%%

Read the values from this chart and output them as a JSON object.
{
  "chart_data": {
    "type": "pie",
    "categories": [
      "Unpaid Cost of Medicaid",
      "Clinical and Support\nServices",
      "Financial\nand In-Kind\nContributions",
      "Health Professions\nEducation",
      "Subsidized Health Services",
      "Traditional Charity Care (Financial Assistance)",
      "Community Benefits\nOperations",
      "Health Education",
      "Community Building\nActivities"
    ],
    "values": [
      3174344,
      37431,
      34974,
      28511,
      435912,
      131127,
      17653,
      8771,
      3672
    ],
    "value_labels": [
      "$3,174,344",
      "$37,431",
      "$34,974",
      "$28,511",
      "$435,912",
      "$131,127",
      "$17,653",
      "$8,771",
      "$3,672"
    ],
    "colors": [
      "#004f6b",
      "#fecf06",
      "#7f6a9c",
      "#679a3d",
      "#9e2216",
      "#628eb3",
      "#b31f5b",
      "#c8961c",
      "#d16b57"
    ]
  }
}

%%
%%

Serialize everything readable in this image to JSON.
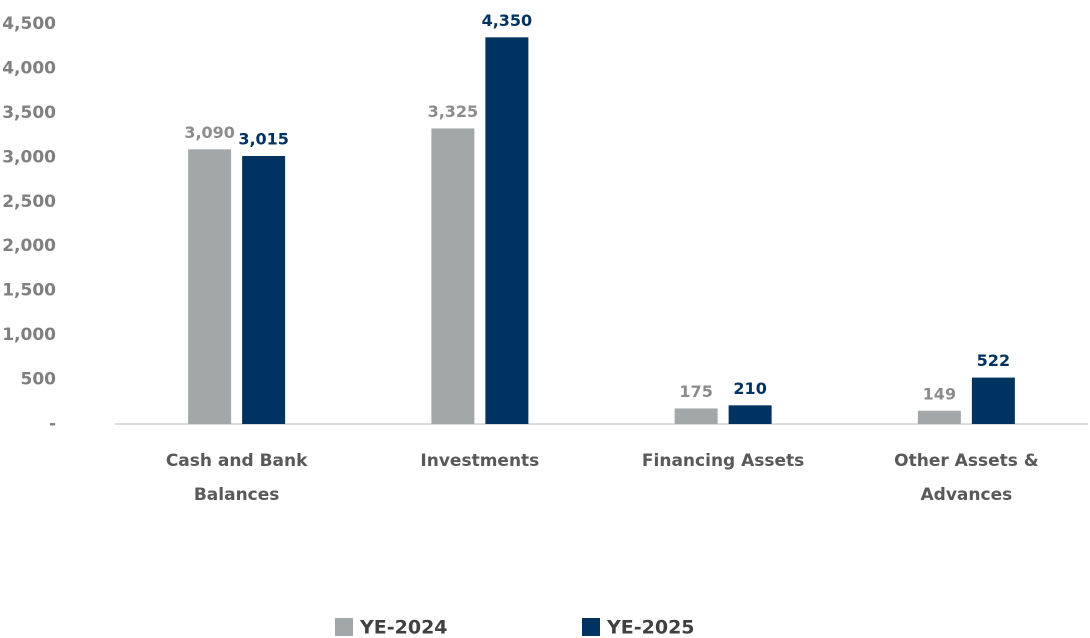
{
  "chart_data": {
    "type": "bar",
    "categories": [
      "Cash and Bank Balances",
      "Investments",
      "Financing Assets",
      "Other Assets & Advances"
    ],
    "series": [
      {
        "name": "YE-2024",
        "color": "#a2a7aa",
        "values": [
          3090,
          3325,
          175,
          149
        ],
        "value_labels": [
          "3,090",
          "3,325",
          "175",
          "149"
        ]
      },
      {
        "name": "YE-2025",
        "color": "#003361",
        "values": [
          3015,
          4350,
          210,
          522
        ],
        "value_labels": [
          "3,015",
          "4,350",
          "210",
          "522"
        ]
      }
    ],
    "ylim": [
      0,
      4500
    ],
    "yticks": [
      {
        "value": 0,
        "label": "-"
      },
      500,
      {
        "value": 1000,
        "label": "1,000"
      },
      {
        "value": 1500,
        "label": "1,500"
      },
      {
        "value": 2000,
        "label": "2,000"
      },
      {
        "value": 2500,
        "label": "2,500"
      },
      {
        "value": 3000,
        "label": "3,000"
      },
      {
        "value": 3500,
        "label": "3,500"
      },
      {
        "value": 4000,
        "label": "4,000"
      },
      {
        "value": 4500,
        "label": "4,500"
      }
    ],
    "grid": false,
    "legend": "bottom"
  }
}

%%

### [PROBLEM REQUIREMENTS]
Exactly how many lines of the listing above contain the string "values"? Give no more than the number.

### [RESULT]
4